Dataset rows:
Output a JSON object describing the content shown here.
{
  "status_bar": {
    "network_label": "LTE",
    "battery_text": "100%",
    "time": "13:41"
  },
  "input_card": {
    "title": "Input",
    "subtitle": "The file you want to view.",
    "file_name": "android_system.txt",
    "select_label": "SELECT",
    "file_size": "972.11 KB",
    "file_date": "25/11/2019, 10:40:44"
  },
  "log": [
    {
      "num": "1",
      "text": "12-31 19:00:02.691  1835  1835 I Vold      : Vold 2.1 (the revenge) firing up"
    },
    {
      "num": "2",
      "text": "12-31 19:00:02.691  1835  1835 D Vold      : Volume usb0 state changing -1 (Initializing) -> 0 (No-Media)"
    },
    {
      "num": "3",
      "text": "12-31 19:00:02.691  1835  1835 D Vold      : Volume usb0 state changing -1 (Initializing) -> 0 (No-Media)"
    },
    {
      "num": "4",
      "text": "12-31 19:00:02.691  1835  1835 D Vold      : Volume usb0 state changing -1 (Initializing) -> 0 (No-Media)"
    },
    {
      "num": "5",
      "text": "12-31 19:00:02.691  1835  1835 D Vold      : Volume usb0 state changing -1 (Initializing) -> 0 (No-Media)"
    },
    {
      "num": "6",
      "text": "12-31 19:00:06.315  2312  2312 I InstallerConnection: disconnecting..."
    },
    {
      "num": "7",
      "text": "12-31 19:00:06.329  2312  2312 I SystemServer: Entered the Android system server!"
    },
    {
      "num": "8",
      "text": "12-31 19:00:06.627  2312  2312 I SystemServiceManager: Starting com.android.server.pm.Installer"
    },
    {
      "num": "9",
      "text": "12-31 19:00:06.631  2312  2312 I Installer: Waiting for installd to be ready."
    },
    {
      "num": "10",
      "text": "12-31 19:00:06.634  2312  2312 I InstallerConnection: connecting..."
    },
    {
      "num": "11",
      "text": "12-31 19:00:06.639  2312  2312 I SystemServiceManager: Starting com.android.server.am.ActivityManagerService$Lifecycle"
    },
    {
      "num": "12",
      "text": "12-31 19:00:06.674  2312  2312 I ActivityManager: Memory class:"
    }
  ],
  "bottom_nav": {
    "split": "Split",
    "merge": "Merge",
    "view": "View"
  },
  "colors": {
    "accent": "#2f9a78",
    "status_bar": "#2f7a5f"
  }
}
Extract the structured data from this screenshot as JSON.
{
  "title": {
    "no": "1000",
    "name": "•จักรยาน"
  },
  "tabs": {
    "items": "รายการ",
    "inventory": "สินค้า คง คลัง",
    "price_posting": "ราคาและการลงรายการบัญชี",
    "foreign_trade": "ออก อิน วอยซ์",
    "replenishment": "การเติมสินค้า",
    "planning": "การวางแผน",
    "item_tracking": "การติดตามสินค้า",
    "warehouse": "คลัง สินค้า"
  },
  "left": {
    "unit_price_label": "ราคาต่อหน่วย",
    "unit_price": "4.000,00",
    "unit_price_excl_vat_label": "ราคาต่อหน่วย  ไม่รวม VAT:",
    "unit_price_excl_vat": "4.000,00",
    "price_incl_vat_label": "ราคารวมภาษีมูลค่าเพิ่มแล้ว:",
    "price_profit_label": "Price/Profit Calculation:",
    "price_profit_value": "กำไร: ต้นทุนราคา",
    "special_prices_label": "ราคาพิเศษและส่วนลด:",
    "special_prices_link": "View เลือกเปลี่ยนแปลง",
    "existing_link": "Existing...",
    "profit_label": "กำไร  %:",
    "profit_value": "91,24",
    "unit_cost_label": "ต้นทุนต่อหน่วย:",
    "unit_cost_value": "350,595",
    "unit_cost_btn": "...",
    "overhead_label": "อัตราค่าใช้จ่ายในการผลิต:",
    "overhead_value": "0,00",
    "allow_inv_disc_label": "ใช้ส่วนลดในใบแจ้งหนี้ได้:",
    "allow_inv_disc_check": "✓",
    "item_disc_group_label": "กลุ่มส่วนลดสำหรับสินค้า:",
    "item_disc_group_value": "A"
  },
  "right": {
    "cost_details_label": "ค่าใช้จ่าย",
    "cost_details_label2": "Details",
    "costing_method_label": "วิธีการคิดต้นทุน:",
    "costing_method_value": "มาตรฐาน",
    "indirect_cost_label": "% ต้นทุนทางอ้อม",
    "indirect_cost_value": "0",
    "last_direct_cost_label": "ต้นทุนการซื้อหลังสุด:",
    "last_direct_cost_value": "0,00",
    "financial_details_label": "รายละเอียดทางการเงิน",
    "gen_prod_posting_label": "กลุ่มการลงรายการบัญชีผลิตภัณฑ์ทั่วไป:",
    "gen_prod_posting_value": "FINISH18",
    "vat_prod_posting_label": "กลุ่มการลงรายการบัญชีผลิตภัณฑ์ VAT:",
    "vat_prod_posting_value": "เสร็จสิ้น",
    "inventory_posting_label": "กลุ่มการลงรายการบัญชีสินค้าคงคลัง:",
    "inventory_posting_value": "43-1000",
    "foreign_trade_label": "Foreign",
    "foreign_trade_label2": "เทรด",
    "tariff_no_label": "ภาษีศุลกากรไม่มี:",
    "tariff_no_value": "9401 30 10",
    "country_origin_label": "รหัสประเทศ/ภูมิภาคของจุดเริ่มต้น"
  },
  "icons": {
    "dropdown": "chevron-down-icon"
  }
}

» **Prompt**
Return the whole listing exactly, with every line included.

» **Task result**
Output a JSON object describing the content shown here.
{
  "status_bar": {
    "network_label": "LTE",
    "battery_text": "100%",
    "time": "13:41"
  },
  "input_card": {
    "title": "Input",
    "subtitle": "The file you want to view.",
    "file_name": "android_system.txt",
    "select_label": "SELECT",
    "file_size": "972.11 KB",
    "file_date": "25/11/2019, 10:40:44"
  },
  "log": [
    {
      "num": "1",
      "text": "12-31 19:00:02.691  1835  1835 I Vold      : Vold 2.1 (the revenge) firing up"
    },
    {
      "num": "2",
      "text": "12-31 19:00:02.691  1835  1835 D Vold      : Volume usb0 state changing -1 (Initializing) -> 0 (No-Media)"
    },
    {
      "num": "3",
      "text": "12-31 19:00:02.691  1835  1835 D Vold      : Volume usb0 state changing -1 (Initializing) -> 0 (No-Media)"
    },
    {
      "num": "4",
      "text": "12-31 19:00:02.691  1835  1835 D Vold      : Volume usb0 state changing -1 (Initializing) -> 0 (No-Media)"
    },
    {
      "num": "5",
      "text": "12-31 19:00:02.691  1835  1835 D Vold      : Volume usb0 state changing -1 (Initializing) -> 0 (No-Media)"
    },
    {
      "num": "6",
      "text": "12-31 19:00:06.315  2312  2312 I InstallerConnection: disconnecting..."
    },
    {
      "num": "7",
      "text": "12-31 19:00:06.329  2312  2312 I SystemServer: Entered the Android system server!"
    },
    {
      "num": "8",
      "text": "12-31 19:00:06.627  2312  2312 I SystemServiceManager: Starting com.android.server.pm.Installer"
    },
    {
      "num": "9",
      "text": "12-31 19:00:06.631  2312  2312 I Installer: Waiting for installd to be ready."
    },
    {
      "num": "10",
      "text": "12-31 19:00:06.634  2312  2312 I InstallerConnection: connecting..."
    },
    {
      "num": "11",
      "text": "12-31 19:00:06.639  2312  2312 I SystemServiceManager: Starting com.android.server.am.ActivityManagerService$Lifecycle"
    },
    {
      "num": "12",
      "text": "12-31 19:00:06.674  2312  2312 I ActivityManager: Memory class:"
    }
  ],
  "bottom_nav": {
    "split": "Split",
    "merge": "Merge",
    "view": "View"
  },
  "colors": {
    "accent": "#2f9a78",
    "status_bar": "#2f7a5f"
  }
}
Extract the structured data from this screenshot as JSON.
{
  "title": {
    "no": "1000",
    "name": "•จักรยาน"
  },
  "tabs": {
    "items": "รายการ",
    "inventory": "สินค้า คง คลัง",
    "price_posting": "ราคาและการลงรายการบัญชี",
    "foreign_trade": "ออก อิน วอยซ์",
    "replenishment": "การเติมสินค้า",
    "planning": "การวางแผน",
    "item_tracking": "การติดตามสินค้า",
    "warehouse": "คลัง สินค้า"
  },
  "left": {
    "unit_price_label": "ราคาต่อหน่วย",
    "unit_price": "4.000,00",
    "unit_price_excl_vat_label": "ราคาต่อหน่วย  ไม่รวม VAT:",
    "unit_price_excl_vat": "4.000,00",
    "price_incl_vat_label": "ราคารวมภาษีมูลค่าเพิ่มแล้ว:",
    "price_profit_label": "Price/Profit Calculation:",
    "price_profit_value": "กำไร: ต้นทุนราคา",
    "special_prices_label": "ราคาพิเศษและส่วนลด:",
    "special_prices_link": "View เลือกเปลี่ยนแปลง",
    "existing_link": "Existing...",
    "profit_label": "กำไร  %:",
    "profit_value": "91,24",
    "unit_cost_label": "ต้นทุนต่อหน่วย:",
    "unit_cost_value": "350,595",
    "unit_cost_btn": "...",
    "overhead_label": "อัตราค่าใช้จ่ายในการผลิต:",
    "overhead_value": "0,00",
    "allow_inv_disc_label": "ใช้ส่วนลดในใบแจ้งหนี้ได้:",
    "allow_inv_disc_check": "✓",
    "item_disc_group_label": "กลุ่มส่วนลดสำหรับสินค้า:",
    "item_disc_group_value": "A"
  },
  "right": {
    "cost_details_label": "ค่าใช้จ่าย",
    "cost_details_label2": "Details",
    "costing_method_label": "วิธีการคิดต้นทุน:",
    "costing_method_value": "มาตรฐาน",
    "indirect_cost_label": "% ต้นทุนทางอ้อม",
    "indirect_cost_value": "0",
    "last_direct_cost_label": "ต้นทุนการซื้อหลังสุด:",
    "last_direct_cost_value": "0,00",
    "financial_details_label": "รายละเอียดทางการเงิน",
    "gen_prod_posting_label": "กลุ่มการลงรายการบัญชีผลิตภัณฑ์ทั่วไป:",
    "gen_prod_posting_value": "FINISH18",
    "vat_prod_posting_label": "กลุ่มการลงรายการบัญชีผลิตภัณฑ์ VAT:",
    "vat_prod_posting_value": "เสร็จสิ้น",
    "inventory_posting_label": "กลุ่มการลงรายการบัญชีสินค้าคงคลัง:",
    "inventory_posting_value": "43-1000",
    "foreign_trade_label": "Foreign",
    "foreign_trade_label2": "เทรด",
    "tariff_no_label": "ภาษีศุลกากรไม่มี:",
    "tariff_no_value": "9401 30 10",
    "country_origin_label": "รหัสประเทศ/ภูมิภาคของจุดเริ่มต้น"
  },
  "icons": {
    "dropdown": "chevron-down-icon"
  }
}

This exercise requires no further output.